AIM: Write out all the entries word for word, but skip any images.

SUPPLIED DATA:
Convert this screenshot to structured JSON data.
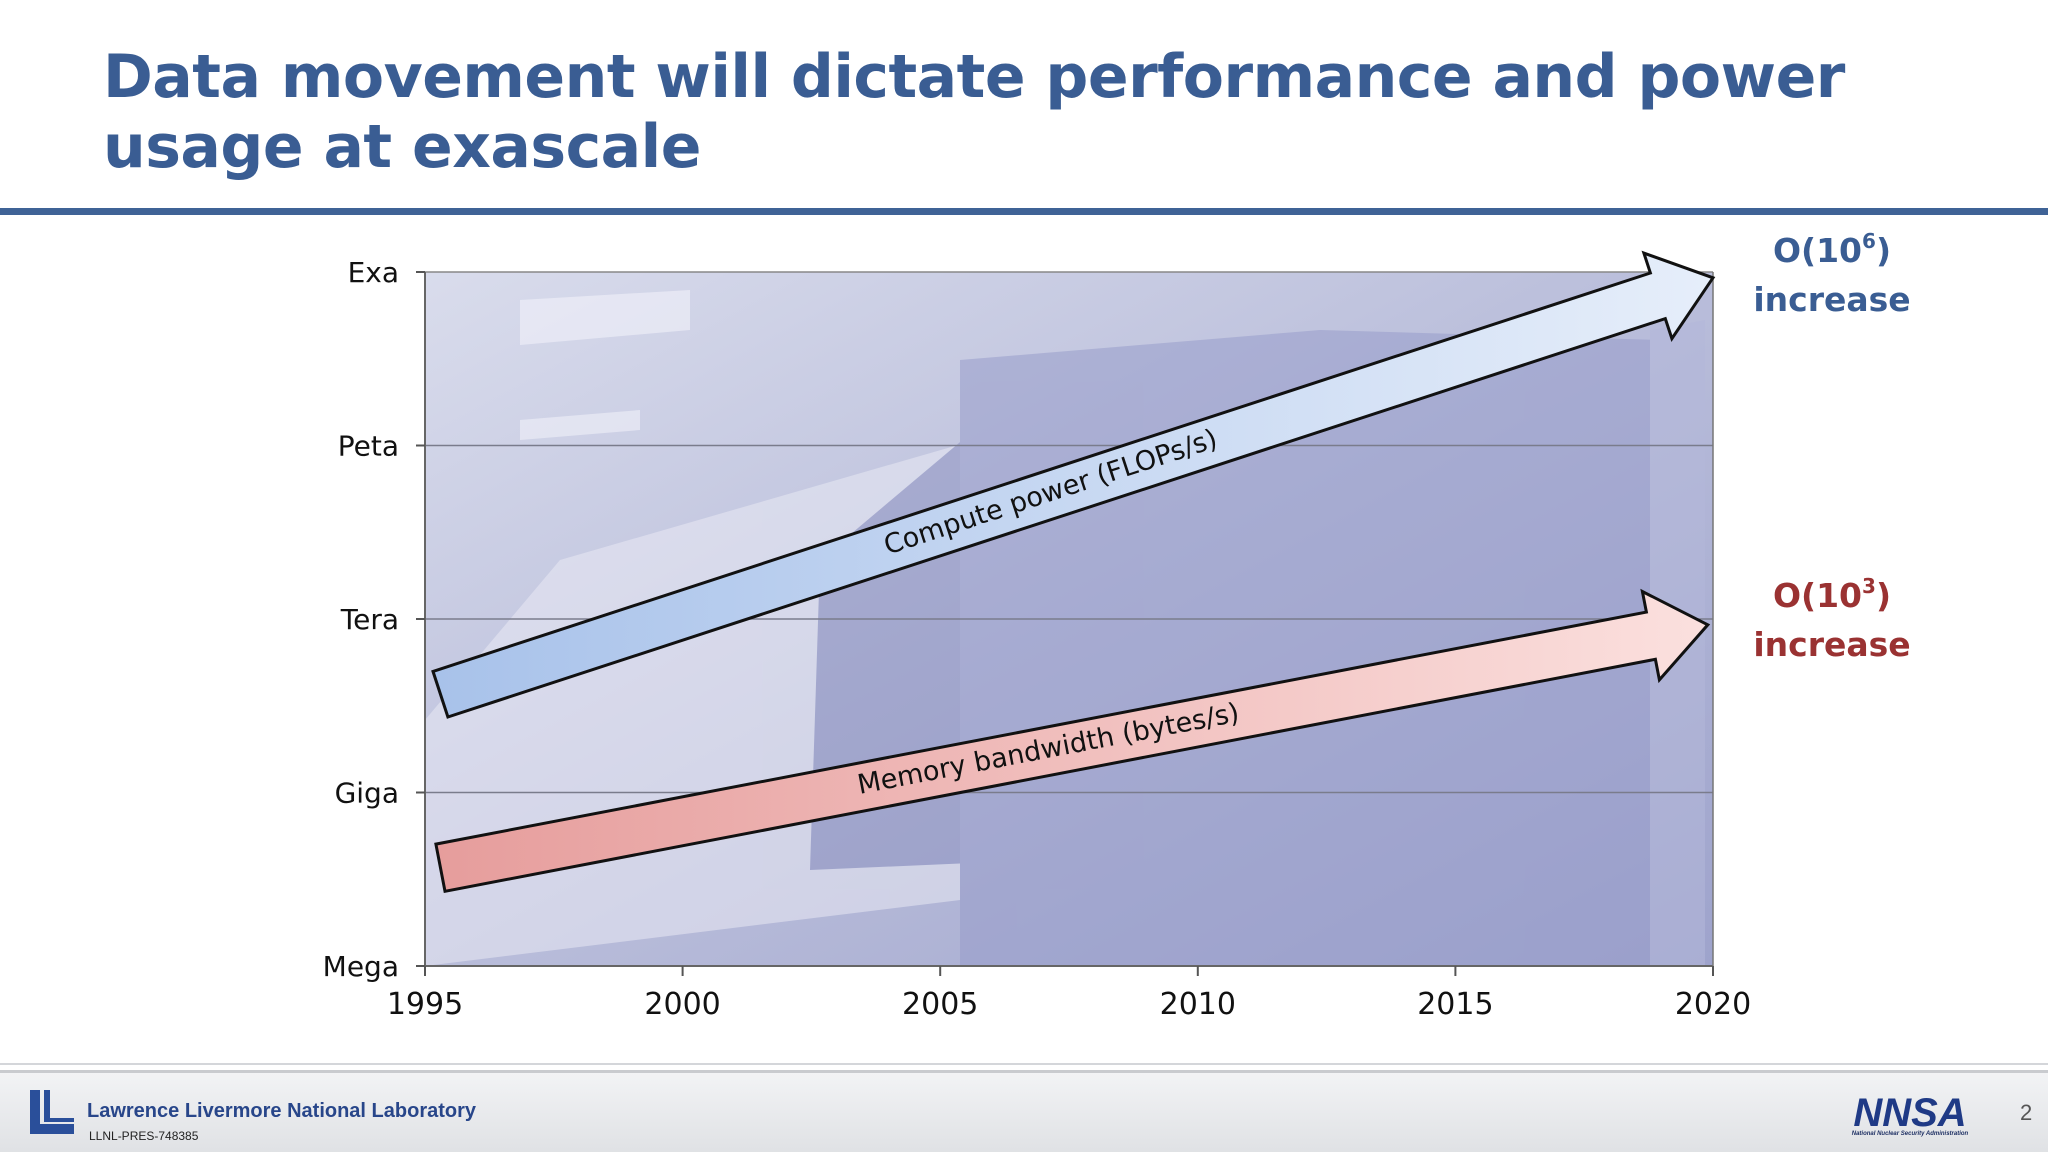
{
  "slide": {
    "title": "Data movement will dictate performance and power usage at exascale",
    "page_number": "2"
  },
  "footer": {
    "lab_name": "Lawrence Livermore National Laboratory",
    "lab_code": "LLNL-PRES-748385",
    "nnsa_logo_text": "NNSA",
    "nnsa_subtitle": "National Nuclear Security Administration"
  },
  "colors": {
    "title": "#3a5d93",
    "compute_arrow": "#c5d6ef",
    "memory_arrow": "#f0b8b6",
    "compute_annotation": "#3a5d93",
    "memory_annotation": "#9a3232",
    "plot_background": "#a9add0"
  },
  "chart_data": {
    "type": "line",
    "title": "",
    "xlabel": "",
    "ylabel": "",
    "x_ticks": [
      1995,
      2000,
      2005,
      2010,
      2015,
      2020
    ],
    "xlim": [
      1995,
      2020
    ],
    "y_ticks": [
      "Mega",
      "Giga",
      "Tera",
      "Peta",
      "Exa"
    ],
    "y_scale": "log10",
    "y_tick_exponents": [
      6,
      9,
      12,
      15,
      18
    ],
    "ylim_exponent": [
      6,
      18
    ],
    "grid": true,
    "background_image": "IBM Blue Gene/P supercomputer racks",
    "series": [
      {
        "name": "Compute power (FLOPs/s)",
        "style": "arrow",
        "color": "#c5d6ef",
        "start": {
          "x": 1995.3,
          "y_exponent": 10.7
        },
        "end": {
          "x": 2020,
          "y_exponent": 17.9
        },
        "annotation": {
          "line1_base": "O(10",
          "line1_sup": "6",
          "line1_end": ")",
          "line2": "increase",
          "color": "#3a5d93"
        }
      },
      {
        "name": "Memory bandwidth (bytes/s)",
        "style": "arrow",
        "color": "#f0b8b6",
        "start": {
          "x": 1995.3,
          "y_exponent": 7.7
        },
        "end": {
          "x": 2019.9,
          "y_exponent": 11.9
        },
        "annotation": {
          "line1_base": "O(10",
          "line1_sup": "3",
          "line1_end": ")",
          "line2": "increase",
          "color": "#9a3232"
        }
      }
    ]
  }
}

FULL SOLUTION:
Convert this screenshot to structured JSON data.
{
  "slide": {
    "title": "Data movement will dictate performance and power usage at exascale",
    "page_number": "2"
  },
  "footer": {
    "lab_name": "Lawrence Livermore National Laboratory",
    "lab_code": "LLNL-PRES-748385",
    "nnsa_logo_text": "NNSA",
    "nnsa_subtitle": "National Nuclear Security Administration"
  },
  "colors": {
    "title": "#3a5d93",
    "compute_arrow": "#c5d6ef",
    "memory_arrow": "#f0b8b6",
    "compute_annotation": "#3a5d93",
    "memory_annotation": "#9a3232",
    "plot_background": "#a9add0"
  },
  "chart_data": {
    "type": "line",
    "title": "",
    "xlabel": "",
    "ylabel": "",
    "x_ticks": [
      1995,
      2000,
      2005,
      2010,
      2015,
      2020
    ],
    "xlim": [
      1995,
      2020
    ],
    "y_ticks": [
      "Mega",
      "Giga",
      "Tera",
      "Peta",
      "Exa"
    ],
    "y_scale": "log10",
    "y_tick_exponents": [
      6,
      9,
      12,
      15,
      18
    ],
    "ylim_exponent": [
      6,
      18
    ],
    "grid": true,
    "background_image": "IBM Blue Gene/P supercomputer racks",
    "series": [
      {
        "name": "Compute power (FLOPs/s)",
        "style": "arrow",
        "color": "#c5d6ef",
        "start": {
          "x": 1995.3,
          "y_exponent": 10.7
        },
        "end": {
          "x": 2020,
          "y_exponent": 17.9
        },
        "annotation": {
          "line1_base": "O(10",
          "line1_sup": "6",
          "line1_end": ")",
          "line2": "increase",
          "color": "#3a5d93"
        }
      },
      {
        "name": "Memory bandwidth (bytes/s)",
        "style": "arrow",
        "color": "#f0b8b6",
        "start": {
          "x": 1995.3,
          "y_exponent": 7.7
        },
        "end": {
          "x": 2019.9,
          "y_exponent": 11.9
        },
        "annotation": {
          "line1_base": "O(10",
          "line1_sup": "3",
          "line1_end": ")",
          "line2": "increase",
          "color": "#9a3232"
        }
      }
    ]
  }
}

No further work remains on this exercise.